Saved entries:
———

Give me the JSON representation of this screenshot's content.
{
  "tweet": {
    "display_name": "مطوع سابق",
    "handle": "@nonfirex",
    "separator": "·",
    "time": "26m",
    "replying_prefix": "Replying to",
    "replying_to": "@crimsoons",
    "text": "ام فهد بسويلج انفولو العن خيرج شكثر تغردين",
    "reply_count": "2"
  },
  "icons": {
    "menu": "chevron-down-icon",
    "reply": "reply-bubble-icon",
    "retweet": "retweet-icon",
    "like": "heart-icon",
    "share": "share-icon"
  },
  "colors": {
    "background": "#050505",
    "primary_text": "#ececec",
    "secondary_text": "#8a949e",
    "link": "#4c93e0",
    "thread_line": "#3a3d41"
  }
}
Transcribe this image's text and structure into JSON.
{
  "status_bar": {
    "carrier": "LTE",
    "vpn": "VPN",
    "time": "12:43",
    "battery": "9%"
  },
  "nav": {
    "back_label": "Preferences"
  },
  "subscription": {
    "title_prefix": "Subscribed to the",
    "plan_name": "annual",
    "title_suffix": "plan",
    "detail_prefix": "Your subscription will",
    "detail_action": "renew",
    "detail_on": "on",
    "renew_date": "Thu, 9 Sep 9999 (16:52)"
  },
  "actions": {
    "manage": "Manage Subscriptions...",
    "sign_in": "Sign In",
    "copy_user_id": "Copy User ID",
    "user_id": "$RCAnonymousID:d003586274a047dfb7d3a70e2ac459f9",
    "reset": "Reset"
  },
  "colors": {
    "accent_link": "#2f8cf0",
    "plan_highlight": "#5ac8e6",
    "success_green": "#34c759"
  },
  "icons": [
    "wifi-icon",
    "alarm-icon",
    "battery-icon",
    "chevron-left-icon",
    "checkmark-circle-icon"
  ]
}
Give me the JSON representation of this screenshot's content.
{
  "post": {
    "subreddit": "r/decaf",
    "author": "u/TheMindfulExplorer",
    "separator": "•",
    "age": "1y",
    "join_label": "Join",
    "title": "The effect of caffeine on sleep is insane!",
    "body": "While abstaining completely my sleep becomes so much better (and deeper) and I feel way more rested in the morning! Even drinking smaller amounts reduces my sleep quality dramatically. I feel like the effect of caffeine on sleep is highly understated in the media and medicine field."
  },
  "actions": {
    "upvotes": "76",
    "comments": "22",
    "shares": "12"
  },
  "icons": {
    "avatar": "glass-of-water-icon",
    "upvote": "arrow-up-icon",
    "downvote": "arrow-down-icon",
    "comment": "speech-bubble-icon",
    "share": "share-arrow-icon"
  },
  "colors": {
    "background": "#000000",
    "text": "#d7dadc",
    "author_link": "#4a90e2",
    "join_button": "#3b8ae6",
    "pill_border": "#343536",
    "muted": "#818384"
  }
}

———

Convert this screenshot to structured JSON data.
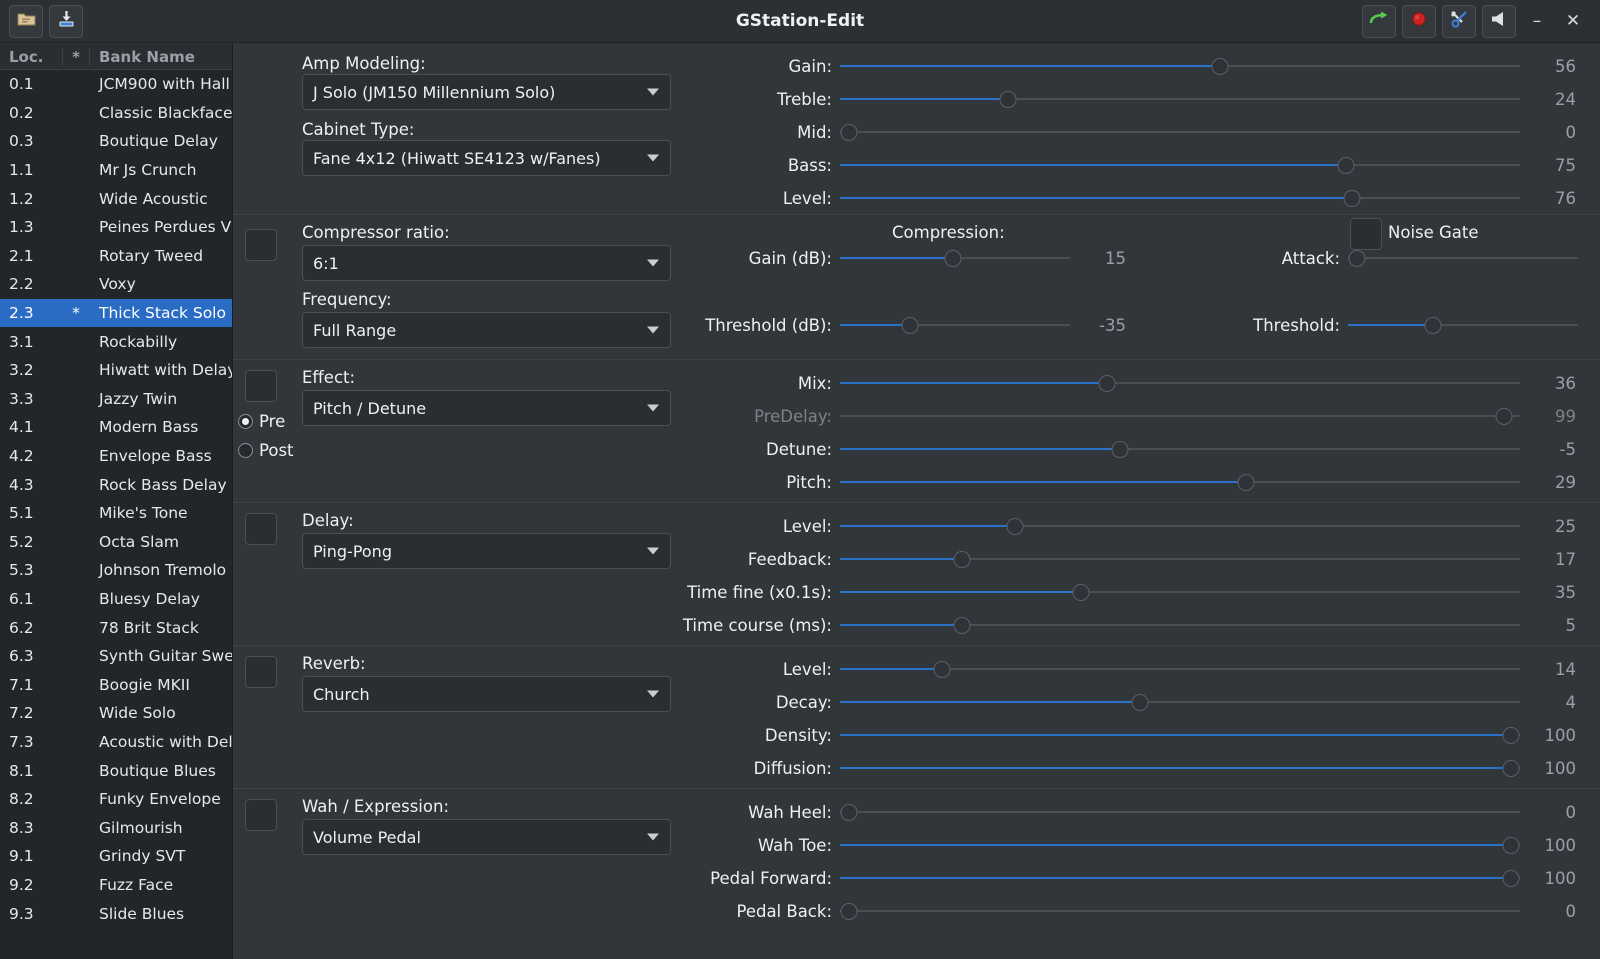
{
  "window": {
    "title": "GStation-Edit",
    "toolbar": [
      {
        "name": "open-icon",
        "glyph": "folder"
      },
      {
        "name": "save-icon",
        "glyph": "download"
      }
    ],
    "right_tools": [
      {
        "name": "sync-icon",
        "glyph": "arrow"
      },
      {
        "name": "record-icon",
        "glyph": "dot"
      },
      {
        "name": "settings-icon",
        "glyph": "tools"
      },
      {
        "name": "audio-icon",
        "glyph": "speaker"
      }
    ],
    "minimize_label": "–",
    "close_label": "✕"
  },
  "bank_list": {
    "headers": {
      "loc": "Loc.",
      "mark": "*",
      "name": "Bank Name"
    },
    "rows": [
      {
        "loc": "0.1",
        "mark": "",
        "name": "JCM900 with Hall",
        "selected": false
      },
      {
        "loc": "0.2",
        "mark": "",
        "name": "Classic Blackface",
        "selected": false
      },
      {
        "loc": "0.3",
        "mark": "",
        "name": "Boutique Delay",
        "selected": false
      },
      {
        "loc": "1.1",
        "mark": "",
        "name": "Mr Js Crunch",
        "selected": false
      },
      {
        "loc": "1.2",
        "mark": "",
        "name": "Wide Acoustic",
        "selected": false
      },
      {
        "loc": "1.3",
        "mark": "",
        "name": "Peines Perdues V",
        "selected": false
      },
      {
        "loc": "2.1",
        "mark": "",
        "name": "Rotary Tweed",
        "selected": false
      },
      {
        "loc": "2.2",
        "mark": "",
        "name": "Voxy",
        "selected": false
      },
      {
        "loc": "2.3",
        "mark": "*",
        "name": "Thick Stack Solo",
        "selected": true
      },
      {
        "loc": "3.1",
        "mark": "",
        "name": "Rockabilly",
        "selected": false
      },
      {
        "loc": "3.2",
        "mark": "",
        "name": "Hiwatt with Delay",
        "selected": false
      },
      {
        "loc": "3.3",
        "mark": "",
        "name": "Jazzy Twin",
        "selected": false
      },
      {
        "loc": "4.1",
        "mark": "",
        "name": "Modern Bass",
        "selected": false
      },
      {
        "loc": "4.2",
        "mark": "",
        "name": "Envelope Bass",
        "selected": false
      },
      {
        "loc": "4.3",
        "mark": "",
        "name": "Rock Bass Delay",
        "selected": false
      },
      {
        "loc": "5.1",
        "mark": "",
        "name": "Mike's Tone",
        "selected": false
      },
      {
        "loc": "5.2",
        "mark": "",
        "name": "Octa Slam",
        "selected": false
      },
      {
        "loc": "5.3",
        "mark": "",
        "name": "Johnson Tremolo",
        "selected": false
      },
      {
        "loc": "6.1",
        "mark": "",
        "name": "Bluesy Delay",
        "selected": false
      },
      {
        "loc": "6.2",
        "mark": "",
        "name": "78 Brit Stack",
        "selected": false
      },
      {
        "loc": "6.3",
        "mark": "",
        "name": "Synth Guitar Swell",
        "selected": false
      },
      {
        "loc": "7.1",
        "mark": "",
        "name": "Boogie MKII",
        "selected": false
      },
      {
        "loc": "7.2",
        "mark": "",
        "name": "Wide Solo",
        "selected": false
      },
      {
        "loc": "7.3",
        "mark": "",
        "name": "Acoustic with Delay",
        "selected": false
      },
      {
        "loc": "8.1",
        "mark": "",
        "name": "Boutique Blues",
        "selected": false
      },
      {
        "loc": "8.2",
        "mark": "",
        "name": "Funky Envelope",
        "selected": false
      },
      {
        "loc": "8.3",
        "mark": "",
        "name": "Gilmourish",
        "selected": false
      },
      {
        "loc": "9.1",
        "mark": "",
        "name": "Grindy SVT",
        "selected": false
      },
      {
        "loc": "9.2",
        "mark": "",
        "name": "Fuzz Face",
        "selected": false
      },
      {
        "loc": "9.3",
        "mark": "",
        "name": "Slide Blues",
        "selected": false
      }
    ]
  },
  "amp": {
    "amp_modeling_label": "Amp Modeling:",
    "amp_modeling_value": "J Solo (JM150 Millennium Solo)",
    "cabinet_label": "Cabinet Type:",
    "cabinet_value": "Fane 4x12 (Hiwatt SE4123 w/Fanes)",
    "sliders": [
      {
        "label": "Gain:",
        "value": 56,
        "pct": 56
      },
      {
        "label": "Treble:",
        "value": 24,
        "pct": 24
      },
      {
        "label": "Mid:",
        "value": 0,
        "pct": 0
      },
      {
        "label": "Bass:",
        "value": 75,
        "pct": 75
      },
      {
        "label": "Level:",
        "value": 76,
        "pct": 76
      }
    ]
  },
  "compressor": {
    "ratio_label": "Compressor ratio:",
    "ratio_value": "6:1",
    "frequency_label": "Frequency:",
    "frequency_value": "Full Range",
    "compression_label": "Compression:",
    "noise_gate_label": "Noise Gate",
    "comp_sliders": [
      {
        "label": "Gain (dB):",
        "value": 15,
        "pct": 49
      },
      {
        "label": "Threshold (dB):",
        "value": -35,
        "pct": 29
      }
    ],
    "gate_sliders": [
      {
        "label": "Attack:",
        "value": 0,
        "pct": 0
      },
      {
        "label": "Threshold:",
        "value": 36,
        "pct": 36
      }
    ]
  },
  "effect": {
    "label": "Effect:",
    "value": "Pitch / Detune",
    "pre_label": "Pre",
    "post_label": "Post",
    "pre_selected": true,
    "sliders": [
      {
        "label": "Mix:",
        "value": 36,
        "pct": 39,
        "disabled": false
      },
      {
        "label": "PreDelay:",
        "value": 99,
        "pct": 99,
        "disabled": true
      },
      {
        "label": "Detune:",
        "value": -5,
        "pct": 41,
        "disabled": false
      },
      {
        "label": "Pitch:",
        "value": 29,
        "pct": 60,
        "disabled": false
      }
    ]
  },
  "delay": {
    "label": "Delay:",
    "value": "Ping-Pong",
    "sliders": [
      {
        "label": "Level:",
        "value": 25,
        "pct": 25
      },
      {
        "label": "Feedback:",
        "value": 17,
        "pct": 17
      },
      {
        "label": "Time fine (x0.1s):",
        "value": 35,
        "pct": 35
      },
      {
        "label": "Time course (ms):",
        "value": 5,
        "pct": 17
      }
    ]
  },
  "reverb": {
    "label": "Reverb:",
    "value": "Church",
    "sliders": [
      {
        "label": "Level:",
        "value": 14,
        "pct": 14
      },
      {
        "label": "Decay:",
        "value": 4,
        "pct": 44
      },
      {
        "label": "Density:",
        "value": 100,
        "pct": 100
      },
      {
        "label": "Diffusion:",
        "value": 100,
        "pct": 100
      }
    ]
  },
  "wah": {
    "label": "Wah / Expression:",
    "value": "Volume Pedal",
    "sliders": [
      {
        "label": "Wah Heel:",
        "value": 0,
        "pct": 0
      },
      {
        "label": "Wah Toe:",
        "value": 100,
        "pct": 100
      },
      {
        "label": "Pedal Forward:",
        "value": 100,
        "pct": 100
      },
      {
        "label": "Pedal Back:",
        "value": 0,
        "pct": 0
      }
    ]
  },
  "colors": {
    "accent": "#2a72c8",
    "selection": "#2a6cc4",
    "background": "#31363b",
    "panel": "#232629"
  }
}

———

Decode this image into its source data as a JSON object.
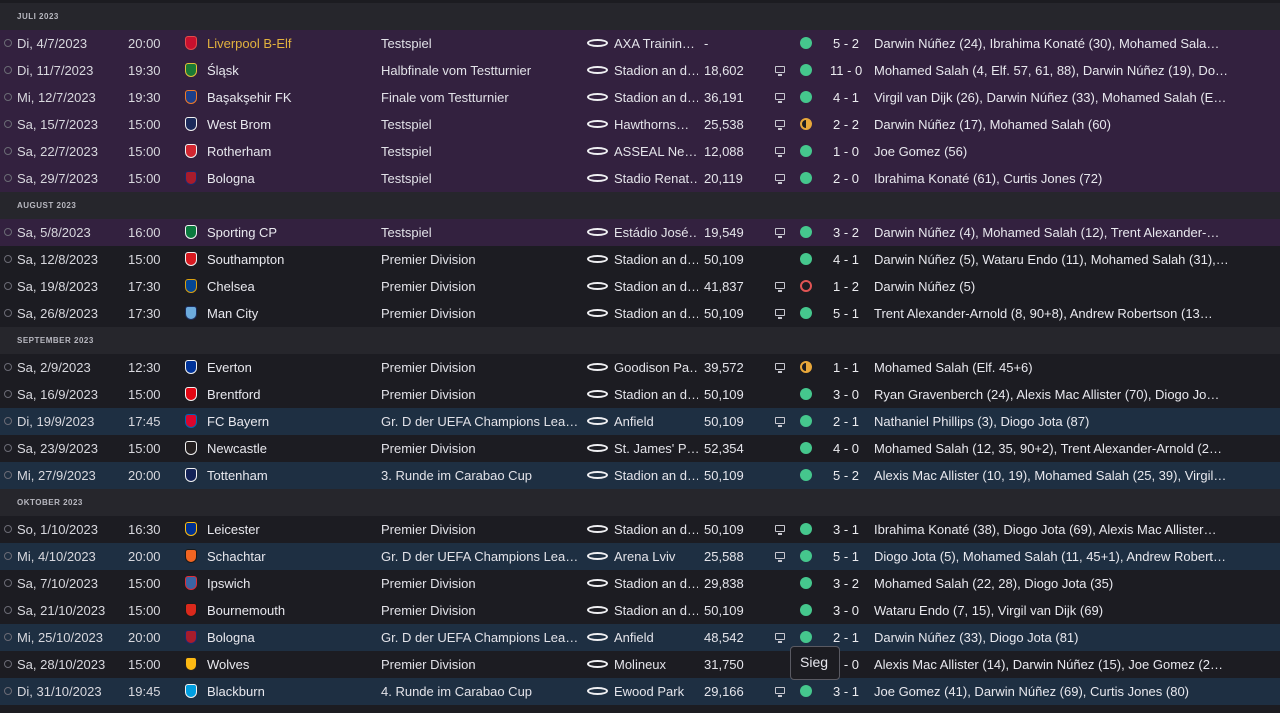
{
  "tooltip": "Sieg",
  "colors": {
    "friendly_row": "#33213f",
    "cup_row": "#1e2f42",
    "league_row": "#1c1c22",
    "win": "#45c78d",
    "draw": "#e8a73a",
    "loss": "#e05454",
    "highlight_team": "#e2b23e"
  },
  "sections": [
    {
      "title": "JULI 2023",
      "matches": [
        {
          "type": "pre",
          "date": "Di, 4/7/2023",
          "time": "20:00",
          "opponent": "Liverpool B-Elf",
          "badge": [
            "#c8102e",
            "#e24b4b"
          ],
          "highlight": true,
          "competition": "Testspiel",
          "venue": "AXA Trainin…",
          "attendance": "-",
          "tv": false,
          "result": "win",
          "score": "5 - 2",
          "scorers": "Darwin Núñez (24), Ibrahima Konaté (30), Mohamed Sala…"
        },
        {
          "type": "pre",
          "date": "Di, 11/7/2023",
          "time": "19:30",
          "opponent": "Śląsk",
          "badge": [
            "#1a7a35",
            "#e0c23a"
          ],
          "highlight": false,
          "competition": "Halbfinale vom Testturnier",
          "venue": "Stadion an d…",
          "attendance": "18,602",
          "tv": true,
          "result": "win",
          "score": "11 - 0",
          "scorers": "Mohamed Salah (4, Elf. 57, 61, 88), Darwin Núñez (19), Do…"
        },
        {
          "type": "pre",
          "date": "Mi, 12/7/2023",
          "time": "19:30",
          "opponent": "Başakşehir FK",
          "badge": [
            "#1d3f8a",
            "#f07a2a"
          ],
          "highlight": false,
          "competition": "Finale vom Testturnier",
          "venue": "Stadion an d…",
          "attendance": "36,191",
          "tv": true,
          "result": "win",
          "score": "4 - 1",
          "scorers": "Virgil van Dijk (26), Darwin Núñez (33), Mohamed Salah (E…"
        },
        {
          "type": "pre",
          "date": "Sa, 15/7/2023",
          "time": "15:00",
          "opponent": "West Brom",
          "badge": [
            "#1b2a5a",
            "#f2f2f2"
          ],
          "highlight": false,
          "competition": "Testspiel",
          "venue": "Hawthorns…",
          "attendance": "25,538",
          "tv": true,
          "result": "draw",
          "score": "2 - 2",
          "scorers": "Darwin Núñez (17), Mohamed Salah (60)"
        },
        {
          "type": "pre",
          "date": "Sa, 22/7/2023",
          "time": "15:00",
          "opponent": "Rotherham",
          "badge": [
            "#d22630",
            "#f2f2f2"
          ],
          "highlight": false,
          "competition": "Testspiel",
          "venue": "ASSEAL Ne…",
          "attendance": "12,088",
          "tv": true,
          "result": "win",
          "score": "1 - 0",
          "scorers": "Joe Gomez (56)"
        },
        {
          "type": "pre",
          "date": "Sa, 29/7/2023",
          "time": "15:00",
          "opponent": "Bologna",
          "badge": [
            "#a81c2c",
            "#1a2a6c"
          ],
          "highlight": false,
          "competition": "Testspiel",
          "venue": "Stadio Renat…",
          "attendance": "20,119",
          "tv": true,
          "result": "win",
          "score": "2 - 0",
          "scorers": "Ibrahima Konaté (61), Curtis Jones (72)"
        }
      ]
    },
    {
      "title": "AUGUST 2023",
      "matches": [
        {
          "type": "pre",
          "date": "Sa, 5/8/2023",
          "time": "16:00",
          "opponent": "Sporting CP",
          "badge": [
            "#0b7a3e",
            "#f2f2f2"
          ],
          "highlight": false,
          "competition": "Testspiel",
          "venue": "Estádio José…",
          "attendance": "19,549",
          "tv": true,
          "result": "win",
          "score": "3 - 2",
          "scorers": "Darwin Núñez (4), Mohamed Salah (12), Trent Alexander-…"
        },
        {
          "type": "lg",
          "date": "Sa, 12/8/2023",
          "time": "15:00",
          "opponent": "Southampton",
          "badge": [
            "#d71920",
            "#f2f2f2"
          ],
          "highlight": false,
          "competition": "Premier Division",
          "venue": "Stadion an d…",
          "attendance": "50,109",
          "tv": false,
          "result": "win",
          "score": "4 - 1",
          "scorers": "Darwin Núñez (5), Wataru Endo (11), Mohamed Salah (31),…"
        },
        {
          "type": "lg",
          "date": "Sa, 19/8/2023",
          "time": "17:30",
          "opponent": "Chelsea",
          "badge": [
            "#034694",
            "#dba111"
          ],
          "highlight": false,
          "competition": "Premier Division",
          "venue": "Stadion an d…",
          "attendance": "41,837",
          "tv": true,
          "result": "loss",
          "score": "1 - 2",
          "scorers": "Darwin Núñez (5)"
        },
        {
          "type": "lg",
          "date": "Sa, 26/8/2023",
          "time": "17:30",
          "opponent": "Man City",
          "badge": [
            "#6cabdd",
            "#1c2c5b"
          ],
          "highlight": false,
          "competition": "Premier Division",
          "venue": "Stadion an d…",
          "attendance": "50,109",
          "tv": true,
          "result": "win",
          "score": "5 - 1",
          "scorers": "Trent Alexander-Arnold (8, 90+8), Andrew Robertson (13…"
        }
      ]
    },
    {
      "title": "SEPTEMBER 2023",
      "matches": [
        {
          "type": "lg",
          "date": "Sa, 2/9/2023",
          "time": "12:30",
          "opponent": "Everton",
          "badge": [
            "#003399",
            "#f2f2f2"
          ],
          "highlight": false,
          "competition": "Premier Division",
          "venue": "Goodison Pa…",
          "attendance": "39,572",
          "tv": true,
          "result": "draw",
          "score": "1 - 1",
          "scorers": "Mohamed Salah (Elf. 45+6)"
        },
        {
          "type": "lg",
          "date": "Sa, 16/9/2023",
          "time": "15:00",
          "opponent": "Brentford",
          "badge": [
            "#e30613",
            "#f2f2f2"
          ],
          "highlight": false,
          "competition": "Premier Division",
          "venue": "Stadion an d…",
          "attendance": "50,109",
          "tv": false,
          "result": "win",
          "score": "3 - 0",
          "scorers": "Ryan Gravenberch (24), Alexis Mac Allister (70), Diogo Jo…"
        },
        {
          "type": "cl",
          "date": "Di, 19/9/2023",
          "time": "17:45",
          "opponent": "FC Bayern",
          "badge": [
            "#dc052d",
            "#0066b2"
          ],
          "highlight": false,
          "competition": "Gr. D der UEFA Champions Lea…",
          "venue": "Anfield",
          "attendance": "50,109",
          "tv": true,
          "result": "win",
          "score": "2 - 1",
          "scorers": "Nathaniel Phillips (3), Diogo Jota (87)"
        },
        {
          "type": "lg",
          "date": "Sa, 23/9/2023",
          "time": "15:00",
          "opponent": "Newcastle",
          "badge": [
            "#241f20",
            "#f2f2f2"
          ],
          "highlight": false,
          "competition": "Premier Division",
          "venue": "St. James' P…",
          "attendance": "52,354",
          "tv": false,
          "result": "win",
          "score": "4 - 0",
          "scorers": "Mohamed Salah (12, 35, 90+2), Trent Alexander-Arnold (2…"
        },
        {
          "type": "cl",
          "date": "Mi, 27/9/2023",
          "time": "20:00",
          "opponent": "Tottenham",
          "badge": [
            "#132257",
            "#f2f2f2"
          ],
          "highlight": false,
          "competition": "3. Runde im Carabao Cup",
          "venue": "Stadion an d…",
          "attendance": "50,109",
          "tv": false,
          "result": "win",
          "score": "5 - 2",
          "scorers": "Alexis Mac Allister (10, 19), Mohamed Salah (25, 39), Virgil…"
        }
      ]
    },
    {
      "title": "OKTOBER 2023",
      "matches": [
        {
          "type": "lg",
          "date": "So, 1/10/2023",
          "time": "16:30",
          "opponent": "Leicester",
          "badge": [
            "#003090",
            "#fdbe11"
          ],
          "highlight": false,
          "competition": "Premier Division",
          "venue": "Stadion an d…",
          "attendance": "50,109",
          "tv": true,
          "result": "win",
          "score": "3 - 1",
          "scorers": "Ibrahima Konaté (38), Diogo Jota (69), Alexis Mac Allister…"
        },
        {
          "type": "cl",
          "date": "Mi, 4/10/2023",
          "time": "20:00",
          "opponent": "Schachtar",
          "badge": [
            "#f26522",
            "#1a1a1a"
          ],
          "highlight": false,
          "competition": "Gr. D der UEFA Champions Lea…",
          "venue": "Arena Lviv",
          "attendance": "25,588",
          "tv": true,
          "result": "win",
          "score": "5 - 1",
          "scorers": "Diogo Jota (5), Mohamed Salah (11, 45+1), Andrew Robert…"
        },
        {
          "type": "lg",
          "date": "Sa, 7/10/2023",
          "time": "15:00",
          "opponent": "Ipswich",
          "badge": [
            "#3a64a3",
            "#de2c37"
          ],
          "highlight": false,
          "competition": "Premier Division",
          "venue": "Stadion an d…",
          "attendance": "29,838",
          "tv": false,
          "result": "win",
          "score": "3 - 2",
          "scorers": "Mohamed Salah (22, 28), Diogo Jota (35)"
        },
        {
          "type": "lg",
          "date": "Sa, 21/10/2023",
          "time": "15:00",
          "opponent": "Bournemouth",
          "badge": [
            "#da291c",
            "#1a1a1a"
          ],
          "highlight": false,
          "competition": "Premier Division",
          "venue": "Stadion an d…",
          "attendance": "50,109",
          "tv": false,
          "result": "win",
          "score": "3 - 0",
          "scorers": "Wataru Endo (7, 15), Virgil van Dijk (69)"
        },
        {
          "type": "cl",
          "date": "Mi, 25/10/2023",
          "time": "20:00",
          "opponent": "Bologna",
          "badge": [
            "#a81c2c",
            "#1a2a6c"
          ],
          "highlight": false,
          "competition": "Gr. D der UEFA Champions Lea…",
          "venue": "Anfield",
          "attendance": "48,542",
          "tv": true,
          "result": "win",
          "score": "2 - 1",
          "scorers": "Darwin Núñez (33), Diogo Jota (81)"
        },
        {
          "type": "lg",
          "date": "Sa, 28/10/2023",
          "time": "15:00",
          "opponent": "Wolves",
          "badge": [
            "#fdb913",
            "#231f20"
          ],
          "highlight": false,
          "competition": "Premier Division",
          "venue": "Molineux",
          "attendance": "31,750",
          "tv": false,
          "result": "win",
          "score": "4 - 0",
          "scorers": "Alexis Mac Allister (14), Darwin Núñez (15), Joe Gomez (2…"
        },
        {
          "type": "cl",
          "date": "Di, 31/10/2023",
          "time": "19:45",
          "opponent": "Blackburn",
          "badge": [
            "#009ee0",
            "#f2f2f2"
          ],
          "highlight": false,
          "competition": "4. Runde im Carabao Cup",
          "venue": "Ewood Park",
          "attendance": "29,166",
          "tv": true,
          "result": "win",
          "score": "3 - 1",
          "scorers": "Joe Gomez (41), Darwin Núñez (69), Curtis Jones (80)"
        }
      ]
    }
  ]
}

———

Say how many lines in the records hold "this", with the number as the whole reply.

5